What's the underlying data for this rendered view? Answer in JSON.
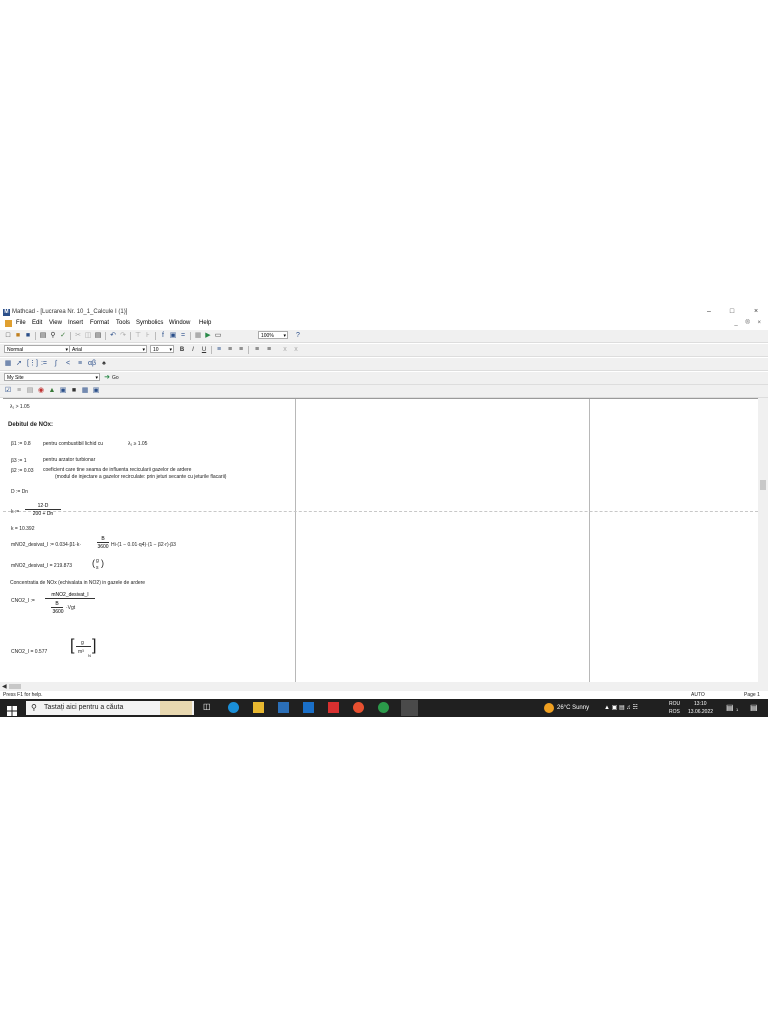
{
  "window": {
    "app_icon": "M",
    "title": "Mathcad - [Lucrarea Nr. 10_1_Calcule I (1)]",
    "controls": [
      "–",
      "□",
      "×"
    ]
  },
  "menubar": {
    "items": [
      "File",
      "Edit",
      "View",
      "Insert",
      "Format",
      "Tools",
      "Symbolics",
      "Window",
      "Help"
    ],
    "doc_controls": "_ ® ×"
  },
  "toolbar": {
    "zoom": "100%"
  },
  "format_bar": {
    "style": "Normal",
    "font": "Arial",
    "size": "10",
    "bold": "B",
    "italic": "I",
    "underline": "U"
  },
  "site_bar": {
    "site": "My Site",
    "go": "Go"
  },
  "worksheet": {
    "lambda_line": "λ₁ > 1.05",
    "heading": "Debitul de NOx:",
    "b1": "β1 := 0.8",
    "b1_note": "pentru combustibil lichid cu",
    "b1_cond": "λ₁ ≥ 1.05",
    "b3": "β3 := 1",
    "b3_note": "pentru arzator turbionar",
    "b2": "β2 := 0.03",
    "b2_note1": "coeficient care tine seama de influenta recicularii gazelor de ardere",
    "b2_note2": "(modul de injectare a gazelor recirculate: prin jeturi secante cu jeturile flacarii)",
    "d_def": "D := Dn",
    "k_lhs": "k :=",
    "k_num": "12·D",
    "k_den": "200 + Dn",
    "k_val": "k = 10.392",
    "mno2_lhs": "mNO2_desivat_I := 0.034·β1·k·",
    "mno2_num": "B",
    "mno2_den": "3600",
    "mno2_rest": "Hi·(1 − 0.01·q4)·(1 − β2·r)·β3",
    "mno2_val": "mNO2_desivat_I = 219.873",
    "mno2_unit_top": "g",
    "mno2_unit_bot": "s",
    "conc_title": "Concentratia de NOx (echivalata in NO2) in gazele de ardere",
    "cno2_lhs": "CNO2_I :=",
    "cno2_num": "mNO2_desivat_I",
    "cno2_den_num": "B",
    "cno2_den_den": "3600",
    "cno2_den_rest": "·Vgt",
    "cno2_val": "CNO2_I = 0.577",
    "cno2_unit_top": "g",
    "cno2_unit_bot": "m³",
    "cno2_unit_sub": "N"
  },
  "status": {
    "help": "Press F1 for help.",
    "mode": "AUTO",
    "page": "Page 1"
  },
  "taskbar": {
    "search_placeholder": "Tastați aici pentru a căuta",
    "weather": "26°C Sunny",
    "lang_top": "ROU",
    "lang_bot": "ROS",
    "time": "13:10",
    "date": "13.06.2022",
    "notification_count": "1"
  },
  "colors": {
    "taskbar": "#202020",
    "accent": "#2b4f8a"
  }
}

* * *

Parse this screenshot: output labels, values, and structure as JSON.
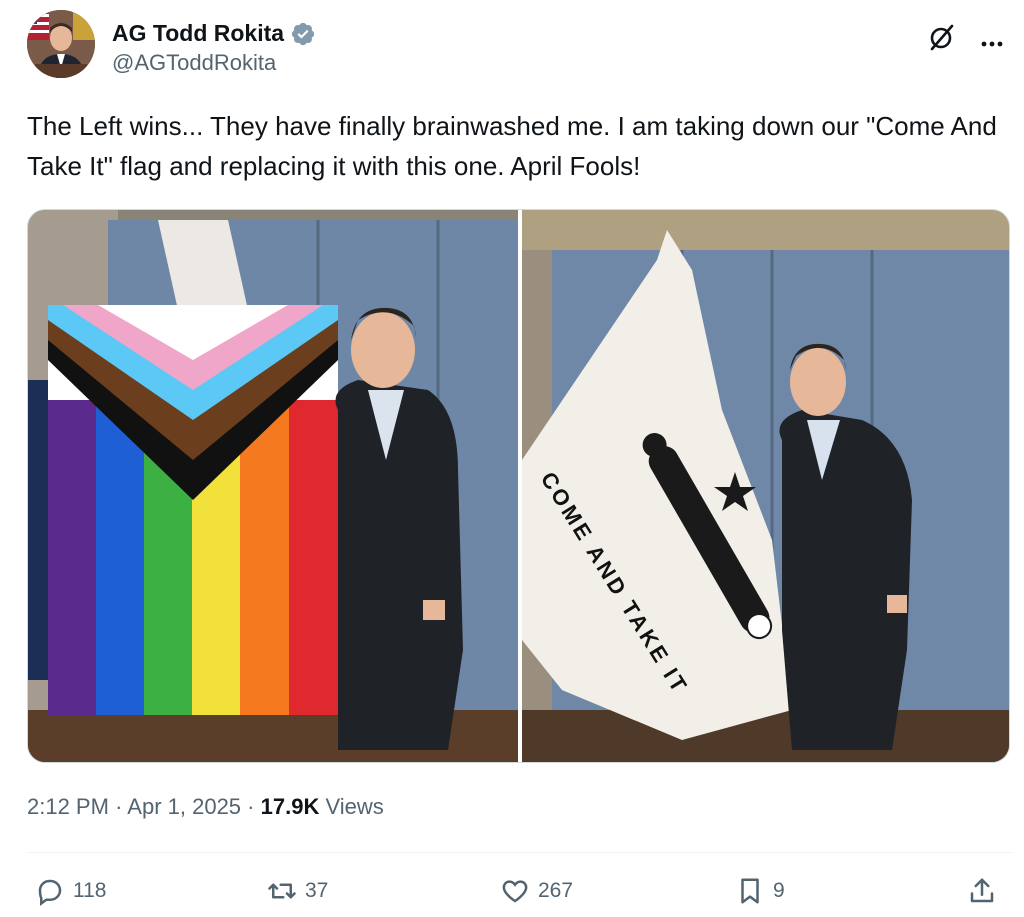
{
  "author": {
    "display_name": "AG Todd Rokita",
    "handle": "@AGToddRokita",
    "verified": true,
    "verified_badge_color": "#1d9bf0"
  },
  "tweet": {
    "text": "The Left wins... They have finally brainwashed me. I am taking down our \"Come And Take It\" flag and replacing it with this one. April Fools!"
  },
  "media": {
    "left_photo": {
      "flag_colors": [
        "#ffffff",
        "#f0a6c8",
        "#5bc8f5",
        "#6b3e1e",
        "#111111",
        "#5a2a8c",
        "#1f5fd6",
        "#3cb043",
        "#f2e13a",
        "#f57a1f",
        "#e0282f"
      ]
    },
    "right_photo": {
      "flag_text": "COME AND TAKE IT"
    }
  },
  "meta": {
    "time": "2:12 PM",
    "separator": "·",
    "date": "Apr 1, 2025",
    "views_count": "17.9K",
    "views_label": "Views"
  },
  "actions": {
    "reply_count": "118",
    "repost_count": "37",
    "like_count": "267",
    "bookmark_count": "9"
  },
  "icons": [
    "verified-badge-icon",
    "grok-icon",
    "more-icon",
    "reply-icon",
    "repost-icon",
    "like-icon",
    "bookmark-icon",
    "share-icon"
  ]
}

● Problem to work on: Among the lines above, count those containing the word "this" and give nothing but the result.

● Full response: 3